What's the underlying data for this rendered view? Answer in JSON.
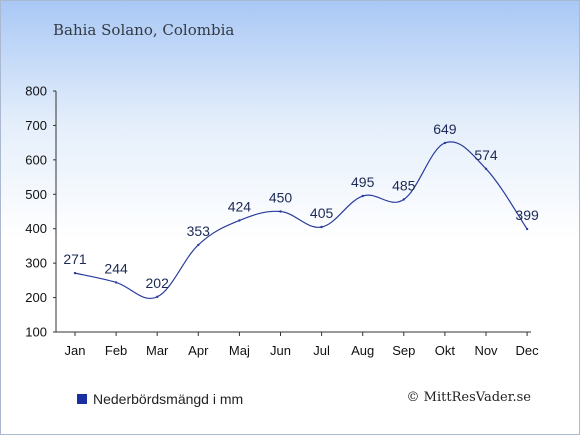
{
  "header": {
    "title": "Bahia Solano, Colombia"
  },
  "legend": {
    "label": "Nederbördsmängd i mm",
    "color": "#1a2fa0"
  },
  "footer": {
    "copyright": "© MittResVader.se"
  },
  "colors": {
    "line": "#2a3c9c",
    "axis": "#333333"
  },
  "chart_data": {
    "type": "line",
    "categories": [
      "Jan",
      "Feb",
      "Mar",
      "Apr",
      "Maj",
      "Jun",
      "Jul",
      "Aug",
      "Sep",
      "Okt",
      "Nov",
      "Dec"
    ],
    "series": [
      {
        "name": "Nederbördsmängd i mm",
        "values": [
          271,
          244,
          202,
          353,
          424,
          450,
          405,
          495,
          485,
          649,
          574,
          399
        ]
      }
    ],
    "yticks": [
      100,
      200,
      300,
      400,
      500,
      600,
      700,
      800
    ],
    "ylim": [
      100,
      800
    ],
    "grid": false,
    "legend_position": "bottom-left"
  }
}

■ ■ ■ ■ ■ ■ ■

## Set task
Give the material again exactly as it is, but keep the pictures out.

## Task output
What's the underlying data for this rendered view? Answer in JSON.
{
  "header": {
    "title": "Bahia Solano, Colombia"
  },
  "legend": {
    "label": "Nederbördsmängd i mm",
    "color": "#1a2fa0"
  },
  "footer": {
    "copyright": "© MittResVader.se"
  },
  "colors": {
    "line": "#2a3c9c",
    "axis": "#333333"
  },
  "chart_data": {
    "type": "line",
    "categories": [
      "Jan",
      "Feb",
      "Mar",
      "Apr",
      "Maj",
      "Jun",
      "Jul",
      "Aug",
      "Sep",
      "Okt",
      "Nov",
      "Dec"
    ],
    "series": [
      {
        "name": "Nederbördsmängd i mm",
        "values": [
          271,
          244,
          202,
          353,
          424,
          450,
          405,
          495,
          485,
          649,
          574,
          399
        ]
      }
    ],
    "yticks": [
      100,
      200,
      300,
      400,
      500,
      600,
      700,
      800
    ],
    "ylim": [
      100,
      800
    ],
    "grid": false,
    "legend_position": "bottom-left"
  }
}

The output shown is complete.